→ AIM: Extract the listing in its entirety, keeping each line identical to the original.

→ EXCERPTED DATA:
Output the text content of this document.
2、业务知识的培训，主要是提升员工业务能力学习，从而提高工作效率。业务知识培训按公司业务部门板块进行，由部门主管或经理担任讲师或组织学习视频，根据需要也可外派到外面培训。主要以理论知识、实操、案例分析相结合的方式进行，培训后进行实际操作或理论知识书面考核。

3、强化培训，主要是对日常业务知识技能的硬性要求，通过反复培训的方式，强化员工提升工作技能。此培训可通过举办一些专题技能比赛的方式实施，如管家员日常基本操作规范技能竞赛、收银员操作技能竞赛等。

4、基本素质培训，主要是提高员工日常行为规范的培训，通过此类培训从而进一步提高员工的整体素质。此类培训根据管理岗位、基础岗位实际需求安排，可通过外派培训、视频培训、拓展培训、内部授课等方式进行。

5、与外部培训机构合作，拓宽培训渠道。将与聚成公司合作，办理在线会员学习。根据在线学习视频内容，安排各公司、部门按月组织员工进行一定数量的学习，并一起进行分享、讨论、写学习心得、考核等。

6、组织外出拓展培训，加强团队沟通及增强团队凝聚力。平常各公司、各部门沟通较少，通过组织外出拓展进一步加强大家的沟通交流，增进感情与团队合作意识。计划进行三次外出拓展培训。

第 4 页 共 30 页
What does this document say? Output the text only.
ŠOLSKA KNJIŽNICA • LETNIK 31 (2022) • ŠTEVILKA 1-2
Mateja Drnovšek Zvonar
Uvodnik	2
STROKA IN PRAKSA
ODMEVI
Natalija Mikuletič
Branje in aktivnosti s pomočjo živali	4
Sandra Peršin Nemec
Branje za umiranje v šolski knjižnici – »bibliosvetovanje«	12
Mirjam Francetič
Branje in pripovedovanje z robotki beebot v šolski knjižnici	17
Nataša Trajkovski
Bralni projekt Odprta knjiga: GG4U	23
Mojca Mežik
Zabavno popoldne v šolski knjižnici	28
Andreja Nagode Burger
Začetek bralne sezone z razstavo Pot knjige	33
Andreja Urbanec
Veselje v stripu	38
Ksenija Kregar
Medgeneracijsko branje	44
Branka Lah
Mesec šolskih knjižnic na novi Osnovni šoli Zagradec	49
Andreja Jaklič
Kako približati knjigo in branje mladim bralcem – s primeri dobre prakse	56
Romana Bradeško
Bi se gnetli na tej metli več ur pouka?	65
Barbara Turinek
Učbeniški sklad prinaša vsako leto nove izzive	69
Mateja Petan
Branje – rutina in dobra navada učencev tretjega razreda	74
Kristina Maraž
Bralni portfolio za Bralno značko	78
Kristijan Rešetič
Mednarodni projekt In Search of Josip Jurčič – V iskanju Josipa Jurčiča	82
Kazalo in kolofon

→ FINISHED ANSWER:
Output the text content of this document.
2、业务知识的培训，主要是提升员工业务能力学习，从而提高工作效率。业务知识培训按公司业务部门板块进行，由部门主管或经理担任讲师或组织学习视频，根据需要也可外派到外面培训。主要以理论知识、实操、案例分析相结合的方式进行，培训后进行实际操作或理论知识书面考核。

3、强化培训，主要是对日常业务知识技能的硬性要求，通过反复培训的方式，强化员工提升工作技能。此培训可通过举办一些专题技能比赛的方式实施，如管家员日常基本操作规范技能竞赛、收银员操作技能竞赛等。

4、基本素质培训，主要是提高员工日常行为规范的培训，通过此类培训从而进一步提高员工的整体素质。此类培训根据管理岗位、基础岗位实际需求安排，可通过外派培训、视频培训、拓展培训、内部授课等方式进行。

5、与外部培训机构合作，拓宽培训渠道。将与聚成公司合作，办理在线会员学习。根据在线学习视频内容，安排各公司、部门按月组织员工进行一定数量的学习，并一起进行分享、讨论、写学习心得、考核等。

6、组织外出拓展培训，加强团队沟通及增强团队凝聚力。平常各公司、各部门沟通较少，通过组织外出拓展进一步加强大家的沟通交流，增进感情与团队合作意识。计划进行三次外出拓展培训。

第 4 页 共 30 页
What does this document say? Output the text only.
ŠOLSKA KNJIŽNICA • LETNIK 31 (2022) • ŠTEVILKA 1-2
Mateja Drnovšek Zvonar
Uvodnik	2
STROKA IN PRAKSA
ODMEVI
Natalija Mikuletič
Branje in aktivnosti s pomočjo živali	4
Sandra Peršin Nemec
Branje za umiranje v šolski knjižnici – »bibliosvetovanje«	12
Mirjam Francetič
Branje in pripovedovanje z robotki beebot v šolski knjižnici	17
Nataša Trajkovski
Bralni projekt Odprta knjiga: GG4U	23
Mojca Mežik
Zabavno popoldne v šolski knjižnici	28
Andreja Nagode Burger
Začetek bralne sezone z razstavo Pot knjige	33
Andreja Urbanec
Veselje v stripu	38
Ksenija Kregar
Medgeneracijsko branje	44
Branka Lah
Mesec šolskih knjižnic na novi Osnovni šoli Zagradec	49
Andreja Jaklič
Kako približati knjigo in branje mladim bralcem – s primeri dobre prakse	56
Romana Bradeško
Bi se gnetli na tej metli več ur pouka?	65
Barbara Turinek
Učbeniški sklad prinaša vsako leto nove izzive	69
Mateja Petan
Branje – rutina in dobra navada učencev tretjega razreda	74
Kristina Maraž
Bralni portfolio za Bralno značko	78
Kristijan Rešetič
Mednarodni projekt In Search of Josip Jurčič – V iskanju Josipa Jurčiča	82
Kazalo in kolofon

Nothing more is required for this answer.